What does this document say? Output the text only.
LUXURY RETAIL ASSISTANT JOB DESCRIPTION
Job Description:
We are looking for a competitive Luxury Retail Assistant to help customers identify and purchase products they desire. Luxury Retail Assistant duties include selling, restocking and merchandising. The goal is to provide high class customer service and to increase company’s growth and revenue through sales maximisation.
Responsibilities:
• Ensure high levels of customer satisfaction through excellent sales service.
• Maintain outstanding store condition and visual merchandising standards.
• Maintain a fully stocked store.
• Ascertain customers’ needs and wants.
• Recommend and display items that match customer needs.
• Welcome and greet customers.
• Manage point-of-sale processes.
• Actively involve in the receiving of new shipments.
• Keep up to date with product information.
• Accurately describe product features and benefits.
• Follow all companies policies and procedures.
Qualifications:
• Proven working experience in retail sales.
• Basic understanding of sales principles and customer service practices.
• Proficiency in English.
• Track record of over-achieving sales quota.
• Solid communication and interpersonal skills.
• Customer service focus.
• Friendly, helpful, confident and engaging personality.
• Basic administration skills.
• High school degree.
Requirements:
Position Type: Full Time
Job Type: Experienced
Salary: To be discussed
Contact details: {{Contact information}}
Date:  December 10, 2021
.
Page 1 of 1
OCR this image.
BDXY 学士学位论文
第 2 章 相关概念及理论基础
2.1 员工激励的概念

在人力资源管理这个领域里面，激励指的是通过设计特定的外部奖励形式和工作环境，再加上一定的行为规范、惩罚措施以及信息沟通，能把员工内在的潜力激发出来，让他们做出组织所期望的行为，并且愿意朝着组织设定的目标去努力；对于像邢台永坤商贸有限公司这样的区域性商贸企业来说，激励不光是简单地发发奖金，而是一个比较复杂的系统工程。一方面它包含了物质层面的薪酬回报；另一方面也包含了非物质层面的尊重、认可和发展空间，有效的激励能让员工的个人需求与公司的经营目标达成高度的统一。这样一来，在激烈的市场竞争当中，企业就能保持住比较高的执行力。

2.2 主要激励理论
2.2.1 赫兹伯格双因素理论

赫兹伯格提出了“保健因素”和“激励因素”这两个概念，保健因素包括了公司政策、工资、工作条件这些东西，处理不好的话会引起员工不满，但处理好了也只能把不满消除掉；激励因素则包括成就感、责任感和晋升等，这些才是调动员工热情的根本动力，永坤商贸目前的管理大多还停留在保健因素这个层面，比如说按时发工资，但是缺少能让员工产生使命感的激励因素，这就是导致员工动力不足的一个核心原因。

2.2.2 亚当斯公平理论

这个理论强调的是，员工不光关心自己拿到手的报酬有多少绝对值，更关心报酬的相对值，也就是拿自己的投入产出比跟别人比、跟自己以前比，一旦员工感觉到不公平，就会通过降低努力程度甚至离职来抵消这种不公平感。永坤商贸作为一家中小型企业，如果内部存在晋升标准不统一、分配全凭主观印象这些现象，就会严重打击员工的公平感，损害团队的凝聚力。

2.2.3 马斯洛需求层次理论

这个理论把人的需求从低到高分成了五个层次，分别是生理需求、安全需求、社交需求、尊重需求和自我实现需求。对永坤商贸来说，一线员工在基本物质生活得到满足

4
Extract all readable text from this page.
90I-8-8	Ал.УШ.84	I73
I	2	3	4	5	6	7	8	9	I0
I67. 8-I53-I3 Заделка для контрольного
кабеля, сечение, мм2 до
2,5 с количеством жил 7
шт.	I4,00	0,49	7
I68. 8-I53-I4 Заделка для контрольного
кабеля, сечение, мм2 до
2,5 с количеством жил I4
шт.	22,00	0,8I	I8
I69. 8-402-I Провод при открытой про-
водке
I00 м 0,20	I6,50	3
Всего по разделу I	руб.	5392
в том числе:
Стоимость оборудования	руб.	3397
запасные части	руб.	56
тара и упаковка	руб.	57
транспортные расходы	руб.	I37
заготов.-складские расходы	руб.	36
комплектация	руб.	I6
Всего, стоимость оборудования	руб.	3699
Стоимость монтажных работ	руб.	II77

● ● ● ● ●

* _Problem requirements_
Return all lines of the material above in which the word "расходы" occurs.

* _Answer to the problem_
транспортные расходы	руб.	I37
заготов.-складские расходы	руб.	36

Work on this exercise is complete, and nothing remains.